Exercise requirements:
Repeat every line exactly, keeping the pictures out of the copy.

Data to use:
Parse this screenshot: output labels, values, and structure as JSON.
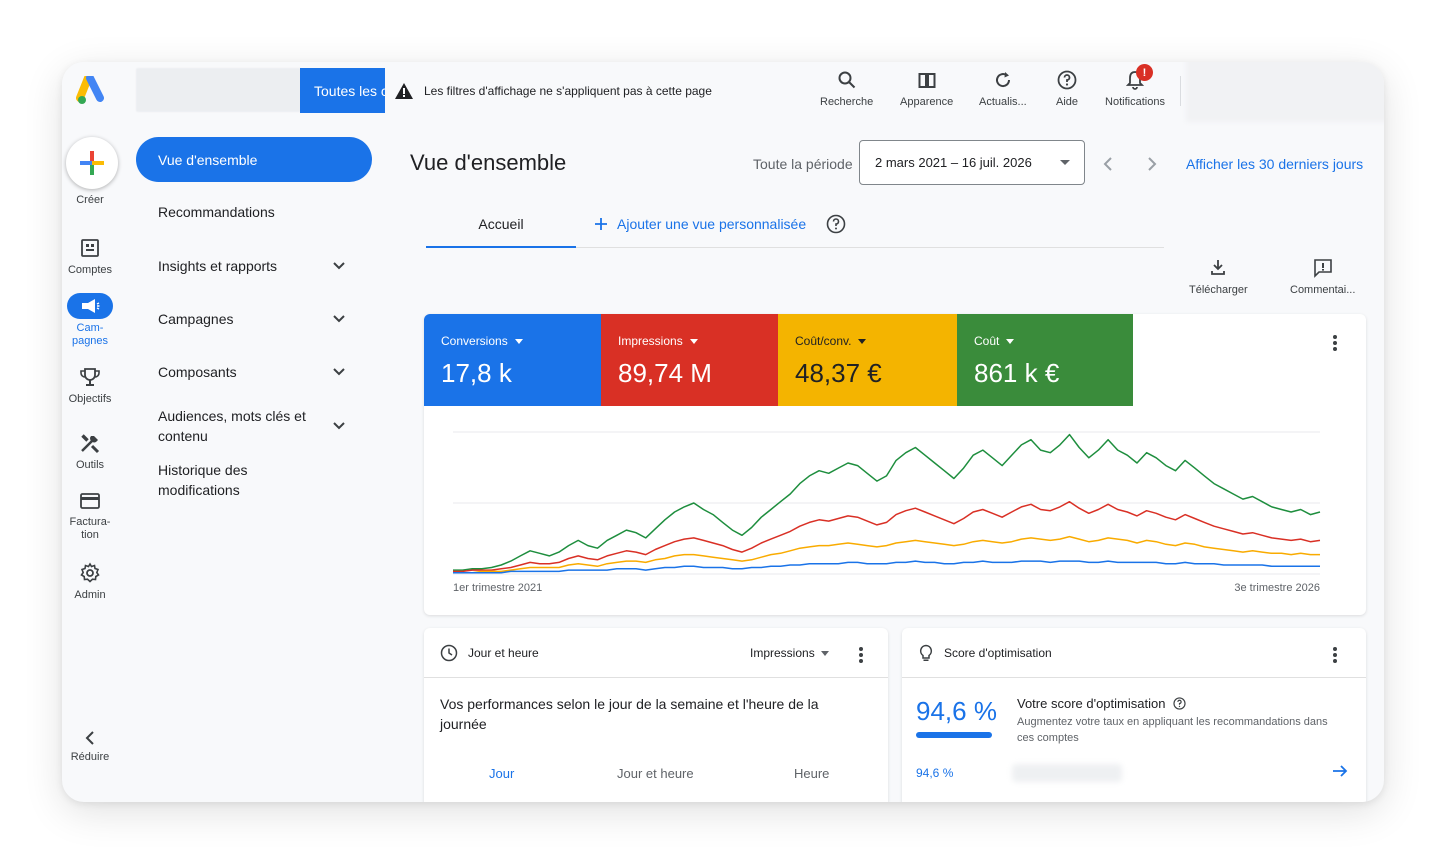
{
  "topbar": {
    "scope_button": "Toutes les c",
    "filter_warning": "Les filtres d'affichage ne s'appliquent pas à cette page",
    "icons": {
      "search": "Recherche",
      "appearance": "Apparence",
      "refresh": "Actualis...",
      "help": "Aide",
      "notifications": "Notifications",
      "notifications_badge": "!"
    }
  },
  "rail": {
    "create": "Créer",
    "accounts": "Comptes",
    "campaigns": "Cam-\npagnes",
    "goals": "Objectifs",
    "tools": "Outils",
    "billing": "Factura-\ntion",
    "admin": "Admin",
    "collapse": "Réduire"
  },
  "nav": {
    "items": [
      {
        "label": "Vue d'ensemble",
        "active": true
      },
      {
        "label": "Recommandations"
      },
      {
        "label": "Insights et rapports",
        "expandable": true
      },
      {
        "label": "Campagnes",
        "expandable": true
      },
      {
        "label": "Composants",
        "expandable": true
      },
      {
        "label": "Audiences, mots clés et contenu",
        "expandable": true
      },
      {
        "label": "Historique des modifications"
      }
    ]
  },
  "main": {
    "title": "Vue d'ensemble",
    "period_label": "Toute la période",
    "date_range": "2 mars 2021 – 16 juil. 2026",
    "last_days_link": "Afficher les 30 derniers jours",
    "tabs": {
      "home": "Accueil",
      "add_view": "Ajouter une vue personnalisée"
    },
    "actions": {
      "download": "Télécharger",
      "comments": "Commentai..."
    }
  },
  "metrics": [
    {
      "name": "Conversions",
      "value": "17,8 k",
      "color": "#1a73e8"
    },
    {
      "name": "Impressions",
      "value": "89,74 M",
      "color": "#d93025"
    },
    {
      "name": "Coût/conv.",
      "value": "48,37 €",
      "color": "#f9ab00"
    },
    {
      "name": "Coût",
      "value": "861 k €",
      "color": "#1e8e3e"
    }
  ],
  "chart_data": {
    "type": "line",
    "x_start_label": "1er trimestre 2021",
    "x_end_label": "3e trimestre 2026",
    "series": [
      {
        "name": "Coût",
        "color": "#1e8e3e",
        "values": [
          3,
          3,
          4,
          4,
          5,
          7,
          10,
          14,
          18,
          16,
          14,
          17,
          22,
          26,
          22,
          20,
          26,
          30,
          34,
          32,
          28,
          35,
          42,
          48,
          52,
          55,
          50,
          46,
          40,
          34,
          30,
          36,
          44,
          50,
          56,
          62,
          70,
          76,
          80,
          78,
          82,
          86,
          84,
          78,
          72,
          76,
          88,
          94,
          98,
          92,
          86,
          80,
          74,
          82,
          92,
          96,
          90,
          84,
          92,
          100,
          104,
          96,
          94,
          100,
          108,
          98,
          90,
          96,
          104,
          96,
          92,
          86,
          94,
          90,
          84,
          80,
          88,
          82,
          76,
          70,
          66,
          62,
          58,
          60,
          56,
          52,
          50,
          48,
          50,
          46,
          48
        ]
      },
      {
        "name": "Impressions",
        "color": "#d93025",
        "values": [
          2,
          2,
          3,
          3,
          3,
          4,
          5,
          7,
          9,
          8,
          8,
          9,
          12,
          14,
          12,
          11,
          14,
          16,
          18,
          17,
          15,
          19,
          22,
          25,
          27,
          28,
          26,
          24,
          22,
          19,
          17,
          20,
          24,
          27,
          30,
          33,
          37,
          40,
          42,
          41,
          43,
          45,
          44,
          41,
          38,
          40,
          46,
          49,
          51,
          48,
          45,
          42,
          39,
          43,
          48,
          50,
          47,
          44,
          48,
          52,
          54,
          50,
          49,
          52,
          56,
          51,
          47,
          50,
          54,
          50,
          48,
          45,
          49,
          47,
          44,
          42,
          46,
          43,
          40,
          37,
          35,
          33,
          31,
          32,
          30,
          28,
          27,
          26,
          27,
          25,
          26
        ]
      },
      {
        "name": "Coût/conv.",
        "color": "#f9ab00",
        "values": [
          1,
          1,
          1,
          2,
          2,
          2,
          3,
          4,
          5,
          5,
          5,
          5,
          7,
          8,
          7,
          6,
          8,
          9,
          10,
          10,
          9,
          11,
          12,
          14,
          15,
          15,
          14,
          13,
          12,
          11,
          10,
          11,
          13,
          15,
          16,
          18,
          20,
          21,
          22,
          22,
          23,
          24,
          23,
          22,
          21,
          22,
          24,
          25,
          26,
          25,
          24,
          23,
          22,
          23,
          25,
          26,
          25,
          24,
          25,
          27,
          28,
          27,
          26,
          27,
          29,
          27,
          25,
          26,
          28,
          27,
          26,
          24,
          26,
          25,
          23,
          22,
          24,
          23,
          21,
          20,
          19,
          18,
          17,
          18,
          17,
          16,
          16,
          15,
          16,
          15,
          15
        ]
      },
      {
        "name": "Conversions",
        "color": "#1a73e8",
        "values": [
          1,
          1,
          1,
          1,
          1,
          1,
          2,
          2,
          2,
          2,
          2,
          2,
          3,
          3,
          3,
          3,
          3,
          4,
          4,
          4,
          3,
          4,
          5,
          5,
          6,
          6,
          5,
          5,
          5,
          4,
          4,
          5,
          5,
          6,
          6,
          7,
          7,
          8,
          8,
          8,
          8,
          9,
          9,
          8,
          8,
          8,
          9,
          9,
          10,
          9,
          9,
          8,
          8,
          9,
          9,
          10,
          9,
          9,
          9,
          10,
          10,
          10,
          9,
          10,
          10,
          10,
          9,
          9,
          10,
          9,
          9,
          9,
          9,
          9,
          8,
          8,
          9,
          8,
          8,
          8,
          7,
          7,
          7,
          7,
          7,
          6,
          6,
          6,
          6,
          6,
          6
        ]
      }
    ],
    "ylim": [
      0,
      110
    ],
    "grid": true
  },
  "day_card": {
    "title": "Jour et heure",
    "metric_select": "Impressions",
    "description": "Vos performances selon le jour de la semaine et l'heure de la journée",
    "tabs": [
      "Jour",
      "Jour et heure",
      "Heure"
    ]
  },
  "score_card": {
    "title": "Score d'optimisation",
    "score": "94,6 %",
    "score_fraction": 0.946,
    "heading": "Votre score d'optimisation",
    "description": "Augmentez votre taux en appliquant les recommandations dans ces comptes",
    "score_small": "94,6 %"
  }
}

Response to this exercise:
Parse this screenshot: output labels, values, and structure as JSON.
{
  "topbar": {
    "scope_button": "Toutes les c",
    "filter_warning": "Les filtres d'affichage ne s'appliquent pas à cette page",
    "icons": {
      "search": "Recherche",
      "appearance": "Apparence",
      "refresh": "Actualis...",
      "help": "Aide",
      "notifications": "Notifications",
      "notifications_badge": "!"
    }
  },
  "rail": {
    "create": "Créer",
    "accounts": "Comptes",
    "campaigns": "Cam-\npagnes",
    "goals": "Objectifs",
    "tools": "Outils",
    "billing": "Factura-\ntion",
    "admin": "Admin",
    "collapse": "Réduire"
  },
  "nav": {
    "items": [
      {
        "label": "Vue d'ensemble",
        "active": true
      },
      {
        "label": "Recommandations"
      },
      {
        "label": "Insights et rapports",
        "expandable": true
      },
      {
        "label": "Campagnes",
        "expandable": true
      },
      {
        "label": "Composants",
        "expandable": true
      },
      {
        "label": "Audiences, mots clés et contenu",
        "expandable": true
      },
      {
        "label": "Historique des modifications"
      }
    ]
  },
  "main": {
    "title": "Vue d'ensemble",
    "period_label": "Toute la période",
    "date_range": "2 mars 2021 – 16 juil. 2026",
    "last_days_link": "Afficher les 30 derniers jours",
    "tabs": {
      "home": "Accueil",
      "add_view": "Ajouter une vue personnalisée"
    },
    "actions": {
      "download": "Télécharger",
      "comments": "Commentai..."
    }
  },
  "metrics": [
    {
      "name": "Conversions",
      "value": "17,8 k",
      "color": "#1a73e8"
    },
    {
      "name": "Impressions",
      "value": "89,74 M",
      "color": "#d93025"
    },
    {
      "name": "Coût/conv.",
      "value": "48,37 €",
      "color": "#f9ab00"
    },
    {
      "name": "Coût",
      "value": "861 k €",
      "color": "#1e8e3e"
    }
  ],
  "chart_data": {
    "type": "line",
    "x_start_label": "1er trimestre 2021",
    "x_end_label": "3e trimestre 2026",
    "series": [
      {
        "name": "Coût",
        "color": "#1e8e3e",
        "values": [
          3,
          3,
          4,
          4,
          5,
          7,
          10,
          14,
          18,
          16,
          14,
          17,
          22,
          26,
          22,
          20,
          26,
          30,
          34,
          32,
          28,
          35,
          42,
          48,
          52,
          55,
          50,
          46,
          40,
          34,
          30,
          36,
          44,
          50,
          56,
          62,
          70,
          76,
          80,
          78,
          82,
          86,
          84,
          78,
          72,
          76,
          88,
          94,
          98,
          92,
          86,
          80,
          74,
          82,
          92,
          96,
          90,
          84,
          92,
          100,
          104,
          96,
          94,
          100,
          108,
          98,
          90,
          96,
          104,
          96,
          92,
          86,
          94,
          90,
          84,
          80,
          88,
          82,
          76,
          70,
          66,
          62,
          58,
          60,
          56,
          52,
          50,
          48,
          50,
          46,
          48
        ]
      },
      {
        "name": "Impressions",
        "color": "#d93025",
        "values": [
          2,
          2,
          3,
          3,
          3,
          4,
          5,
          7,
          9,
          8,
          8,
          9,
          12,
          14,
          12,
          11,
          14,
          16,
          18,
          17,
          15,
          19,
          22,
          25,
          27,
          28,
          26,
          24,
          22,
          19,
          17,
          20,
          24,
          27,
          30,
          33,
          37,
          40,
          42,
          41,
          43,
          45,
          44,
          41,
          38,
          40,
          46,
          49,
          51,
          48,
          45,
          42,
          39,
          43,
          48,
          50,
          47,
          44,
          48,
          52,
          54,
          50,
          49,
          52,
          56,
          51,
          47,
          50,
          54,
          50,
          48,
          45,
          49,
          47,
          44,
          42,
          46,
          43,
          40,
          37,
          35,
          33,
          31,
          32,
          30,
          28,
          27,
          26,
          27,
          25,
          26
        ]
      },
      {
        "name": "Coût/conv.",
        "color": "#f9ab00",
        "values": [
          1,
          1,
          1,
          2,
          2,
          2,
          3,
          4,
          5,
          5,
          5,
          5,
          7,
          8,
          7,
          6,
          8,
          9,
          10,
          10,
          9,
          11,
          12,
          14,
          15,
          15,
          14,
          13,
          12,
          11,
          10,
          11,
          13,
          15,
          16,
          18,
          20,
          21,
          22,
          22,
          23,
          24,
          23,
          22,
          21,
          22,
          24,
          25,
          26,
          25,
          24,
          23,
          22,
          23,
          25,
          26,
          25,
          24,
          25,
          27,
          28,
          27,
          26,
          27,
          29,
          27,
          25,
          26,
          28,
          27,
          26,
          24,
          26,
          25,
          23,
          22,
          24,
          23,
          21,
          20,
          19,
          18,
          17,
          18,
          17,
          16,
          16,
          15,
          16,
          15,
          15
        ]
      },
      {
        "name": "Conversions",
        "color": "#1a73e8",
        "values": [
          1,
          1,
          1,
          1,
          1,
          1,
          2,
          2,
          2,
          2,
          2,
          2,
          3,
          3,
          3,
          3,
          3,
          4,
          4,
          4,
          3,
          4,
          5,
          5,
          6,
          6,
          5,
          5,
          5,
          4,
          4,
          5,
          5,
          6,
          6,
          7,
          7,
          8,
          8,
          8,
          8,
          9,
          9,
          8,
          8,
          8,
          9,
          9,
          10,
          9,
          9,
          8,
          8,
          9,
          9,
          10,
          9,
          9,
          9,
          10,
          10,
          10,
          9,
          10,
          10,
          10,
          9,
          9,
          10,
          9,
          9,
          9,
          9,
          9,
          8,
          8,
          9,
          8,
          8,
          8,
          7,
          7,
          7,
          7,
          7,
          6,
          6,
          6,
          6,
          6,
          6
        ]
      }
    ],
    "ylim": [
      0,
      110
    ],
    "grid": true
  },
  "day_card": {
    "title": "Jour et heure",
    "metric_select": "Impressions",
    "description": "Vos performances selon le jour de la semaine et l'heure de la journée",
    "tabs": [
      "Jour",
      "Jour et heure",
      "Heure"
    ]
  },
  "score_card": {
    "title": "Score d'optimisation",
    "score": "94,6 %",
    "score_fraction": 0.946,
    "heading": "Votre score d'optimisation",
    "description": "Augmentez votre taux en appliquant les recommandations dans ces comptes",
    "score_small": "94,6 %"
  }
}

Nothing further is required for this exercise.